TASK STATEMENT:
Below is a set of records. Repeat all of them exactly.

DATA SHOWN:
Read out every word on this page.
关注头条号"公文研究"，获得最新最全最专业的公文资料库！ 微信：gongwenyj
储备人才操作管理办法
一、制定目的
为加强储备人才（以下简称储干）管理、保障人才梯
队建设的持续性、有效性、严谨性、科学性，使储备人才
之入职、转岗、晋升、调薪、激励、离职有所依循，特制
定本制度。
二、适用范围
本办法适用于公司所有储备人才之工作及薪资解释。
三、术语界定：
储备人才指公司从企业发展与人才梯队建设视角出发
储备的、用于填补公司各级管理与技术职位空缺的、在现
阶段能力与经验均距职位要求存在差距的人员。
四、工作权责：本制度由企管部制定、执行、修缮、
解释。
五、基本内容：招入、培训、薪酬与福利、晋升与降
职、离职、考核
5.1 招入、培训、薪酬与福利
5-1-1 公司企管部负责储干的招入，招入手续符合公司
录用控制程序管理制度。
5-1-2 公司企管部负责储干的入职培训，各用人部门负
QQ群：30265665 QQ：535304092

EXERCISE SOLUTION:
Read out every word on this page.
关注头条号"公文研究"，获得最新最全最专业的公文资料库！ 微信：gongwenyj
储备人才操作管理办法
一、制定目的
为加强储备人才（以下简称储干）管理、保障人才梯
队建设的持续性、有效性、严谨性、科学性，使储备人才
之入职、转岗、晋升、调薪、激励、离职有所依循，特制
定本制度。
二、适用范围
本办法适用于公司所有储备人才之工作及薪资解释。
三、术语界定：
储备人才指公司从企业发展与人才梯队建设视角出发
储备的、用于填补公司各级管理与技术职位空缺的、在现
阶段能力与经验均距职位要求存在差距的人员。
四、工作权责：本制度由企管部制定、执行、修缮、
解释。
五、基本内容：招入、培训、薪酬与福利、晋升与降
职、离职、考核
5.1 招入、培训、薪酬与福利
5-1-1 公司企管部负责储干的招入，招入手续符合公司
录用控制程序管理制度。
5-1-2 公司企管部负责储干的入职培训，各用人部门负
QQ群：30265665 QQ：535304092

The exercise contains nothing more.